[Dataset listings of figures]
┄┄┄┄┄┄┄┄┄┄
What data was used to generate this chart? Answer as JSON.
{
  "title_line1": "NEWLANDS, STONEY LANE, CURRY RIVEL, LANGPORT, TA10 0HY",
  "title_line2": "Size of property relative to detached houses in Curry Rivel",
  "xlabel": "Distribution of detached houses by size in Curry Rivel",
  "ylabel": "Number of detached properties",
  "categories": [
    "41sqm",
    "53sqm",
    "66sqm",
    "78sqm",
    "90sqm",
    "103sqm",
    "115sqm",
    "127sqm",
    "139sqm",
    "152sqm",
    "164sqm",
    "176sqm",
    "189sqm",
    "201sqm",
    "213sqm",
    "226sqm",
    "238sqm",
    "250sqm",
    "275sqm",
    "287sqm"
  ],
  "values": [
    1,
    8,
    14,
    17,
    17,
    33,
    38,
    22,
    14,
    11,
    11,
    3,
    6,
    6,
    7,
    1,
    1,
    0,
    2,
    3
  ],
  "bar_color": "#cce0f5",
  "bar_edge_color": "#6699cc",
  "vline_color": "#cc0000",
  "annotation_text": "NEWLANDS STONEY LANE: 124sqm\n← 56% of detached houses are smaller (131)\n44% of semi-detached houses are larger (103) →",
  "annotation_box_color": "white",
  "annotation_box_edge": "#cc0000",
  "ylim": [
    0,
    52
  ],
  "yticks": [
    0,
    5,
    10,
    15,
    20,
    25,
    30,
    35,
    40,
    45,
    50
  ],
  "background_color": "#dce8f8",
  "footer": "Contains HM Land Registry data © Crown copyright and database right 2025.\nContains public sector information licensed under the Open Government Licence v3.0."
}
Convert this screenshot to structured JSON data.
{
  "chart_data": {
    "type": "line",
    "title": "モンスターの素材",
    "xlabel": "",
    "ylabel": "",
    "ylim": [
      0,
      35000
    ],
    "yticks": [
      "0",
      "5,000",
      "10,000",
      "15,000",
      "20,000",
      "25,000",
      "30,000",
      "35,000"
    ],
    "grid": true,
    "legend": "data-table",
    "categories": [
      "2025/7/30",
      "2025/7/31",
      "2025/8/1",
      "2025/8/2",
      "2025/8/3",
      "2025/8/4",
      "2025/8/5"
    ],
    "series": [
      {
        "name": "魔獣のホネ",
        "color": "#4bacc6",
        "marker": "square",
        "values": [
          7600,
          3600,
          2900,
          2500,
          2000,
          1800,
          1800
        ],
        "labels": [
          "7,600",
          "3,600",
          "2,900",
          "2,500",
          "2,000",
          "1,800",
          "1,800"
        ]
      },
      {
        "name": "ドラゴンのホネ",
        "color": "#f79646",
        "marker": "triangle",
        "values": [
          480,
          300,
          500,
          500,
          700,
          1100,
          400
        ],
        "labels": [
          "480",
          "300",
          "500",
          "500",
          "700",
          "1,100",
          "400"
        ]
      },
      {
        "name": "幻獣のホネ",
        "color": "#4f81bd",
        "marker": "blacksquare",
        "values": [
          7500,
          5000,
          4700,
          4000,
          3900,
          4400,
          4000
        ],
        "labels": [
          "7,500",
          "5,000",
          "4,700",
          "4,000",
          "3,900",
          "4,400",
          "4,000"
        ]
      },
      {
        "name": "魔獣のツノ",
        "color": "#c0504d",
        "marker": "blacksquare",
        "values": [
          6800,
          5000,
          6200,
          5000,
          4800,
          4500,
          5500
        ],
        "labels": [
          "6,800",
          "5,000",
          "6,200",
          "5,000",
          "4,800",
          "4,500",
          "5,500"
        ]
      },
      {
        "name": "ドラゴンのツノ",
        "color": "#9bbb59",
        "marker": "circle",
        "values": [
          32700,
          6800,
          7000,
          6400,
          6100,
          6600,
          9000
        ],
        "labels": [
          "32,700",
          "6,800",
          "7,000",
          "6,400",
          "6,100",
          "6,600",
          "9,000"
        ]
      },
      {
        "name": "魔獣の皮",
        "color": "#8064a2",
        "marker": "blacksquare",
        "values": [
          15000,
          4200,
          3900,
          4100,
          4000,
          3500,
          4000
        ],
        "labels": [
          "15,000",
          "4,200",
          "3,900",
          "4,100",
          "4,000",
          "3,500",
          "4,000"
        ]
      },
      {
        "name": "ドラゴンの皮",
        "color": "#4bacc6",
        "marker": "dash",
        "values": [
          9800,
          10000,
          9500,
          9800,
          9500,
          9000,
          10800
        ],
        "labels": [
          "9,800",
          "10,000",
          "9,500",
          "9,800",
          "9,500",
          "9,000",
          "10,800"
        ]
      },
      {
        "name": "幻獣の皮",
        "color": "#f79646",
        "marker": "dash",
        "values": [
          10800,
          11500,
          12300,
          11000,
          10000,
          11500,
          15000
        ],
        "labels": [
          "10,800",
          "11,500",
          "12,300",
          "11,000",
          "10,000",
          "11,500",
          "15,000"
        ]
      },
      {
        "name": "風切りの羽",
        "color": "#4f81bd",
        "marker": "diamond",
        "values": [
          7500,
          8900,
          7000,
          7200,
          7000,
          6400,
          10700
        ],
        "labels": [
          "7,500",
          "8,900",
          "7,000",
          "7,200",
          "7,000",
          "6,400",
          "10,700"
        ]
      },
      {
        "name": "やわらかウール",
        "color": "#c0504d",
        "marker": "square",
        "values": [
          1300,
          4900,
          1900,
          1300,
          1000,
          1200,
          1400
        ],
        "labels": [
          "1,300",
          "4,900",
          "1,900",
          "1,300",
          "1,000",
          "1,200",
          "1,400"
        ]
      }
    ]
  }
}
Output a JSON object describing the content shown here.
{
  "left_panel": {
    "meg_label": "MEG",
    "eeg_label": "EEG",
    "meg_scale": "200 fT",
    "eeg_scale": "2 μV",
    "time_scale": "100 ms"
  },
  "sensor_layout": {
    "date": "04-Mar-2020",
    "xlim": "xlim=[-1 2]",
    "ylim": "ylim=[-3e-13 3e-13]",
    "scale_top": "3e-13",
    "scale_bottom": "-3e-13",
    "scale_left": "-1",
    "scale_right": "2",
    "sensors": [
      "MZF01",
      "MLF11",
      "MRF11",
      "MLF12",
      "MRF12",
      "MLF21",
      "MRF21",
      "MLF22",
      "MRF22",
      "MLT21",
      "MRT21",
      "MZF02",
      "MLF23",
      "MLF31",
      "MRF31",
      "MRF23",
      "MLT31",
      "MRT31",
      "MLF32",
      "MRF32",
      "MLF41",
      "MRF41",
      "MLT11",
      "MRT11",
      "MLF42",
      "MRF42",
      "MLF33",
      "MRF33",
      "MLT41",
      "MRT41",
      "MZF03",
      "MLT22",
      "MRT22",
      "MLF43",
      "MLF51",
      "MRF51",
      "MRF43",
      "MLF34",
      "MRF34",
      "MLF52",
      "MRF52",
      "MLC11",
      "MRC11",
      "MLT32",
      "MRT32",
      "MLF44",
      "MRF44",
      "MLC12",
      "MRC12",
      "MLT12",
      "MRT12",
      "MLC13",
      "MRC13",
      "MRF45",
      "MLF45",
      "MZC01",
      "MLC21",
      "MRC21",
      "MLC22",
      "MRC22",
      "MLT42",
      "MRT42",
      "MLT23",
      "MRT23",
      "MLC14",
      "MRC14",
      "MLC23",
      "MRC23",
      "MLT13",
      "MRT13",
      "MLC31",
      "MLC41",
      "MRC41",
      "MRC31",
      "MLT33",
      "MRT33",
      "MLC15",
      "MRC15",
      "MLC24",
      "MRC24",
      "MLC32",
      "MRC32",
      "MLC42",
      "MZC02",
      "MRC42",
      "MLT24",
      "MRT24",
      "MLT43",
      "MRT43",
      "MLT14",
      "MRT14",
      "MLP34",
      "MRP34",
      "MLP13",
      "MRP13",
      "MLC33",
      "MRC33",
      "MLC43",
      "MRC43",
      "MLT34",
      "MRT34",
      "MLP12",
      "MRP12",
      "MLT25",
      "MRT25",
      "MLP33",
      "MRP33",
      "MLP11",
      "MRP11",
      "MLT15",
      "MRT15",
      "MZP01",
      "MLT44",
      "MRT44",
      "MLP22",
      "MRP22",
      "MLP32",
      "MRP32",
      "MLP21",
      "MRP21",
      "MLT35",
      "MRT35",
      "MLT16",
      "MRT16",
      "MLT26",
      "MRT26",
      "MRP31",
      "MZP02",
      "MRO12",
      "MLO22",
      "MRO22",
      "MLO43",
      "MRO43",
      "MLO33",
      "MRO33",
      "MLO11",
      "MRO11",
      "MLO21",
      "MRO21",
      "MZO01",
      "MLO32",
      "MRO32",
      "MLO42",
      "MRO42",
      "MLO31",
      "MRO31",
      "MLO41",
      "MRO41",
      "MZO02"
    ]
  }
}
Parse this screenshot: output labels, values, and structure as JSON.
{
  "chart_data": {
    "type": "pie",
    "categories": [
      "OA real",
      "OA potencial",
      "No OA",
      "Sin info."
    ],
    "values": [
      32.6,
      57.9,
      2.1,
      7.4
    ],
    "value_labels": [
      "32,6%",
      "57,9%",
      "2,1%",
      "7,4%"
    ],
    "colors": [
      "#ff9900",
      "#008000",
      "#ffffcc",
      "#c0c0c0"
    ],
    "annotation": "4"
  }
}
┄┄┄┄┄┄┄┄┄┄
• _YOUR INSTRUCTIONS_: From the "Parse this screenshot: output" line to the close of the listing, restate each line word for word.

• _SOLUTION TO THIS EXERCISE_:
Parse this screenshot: output labels, values, and structure as JSON.
{
  "chart_data": {
    "type": "pie",
    "categories": [
      "OA real",
      "OA potencial",
      "No OA",
      "Sin info."
    ],
    "values": [
      32.6,
      57.9,
      2.1,
      7.4
    ],
    "value_labels": [
      "32,6%",
      "57,9%",
      "2,1%",
      "7,4%"
    ],
    "colors": [
      "#ff9900",
      "#008000",
      "#ffffcc",
      "#c0c0c0"
    ],
    "annotation": "4"
  }
}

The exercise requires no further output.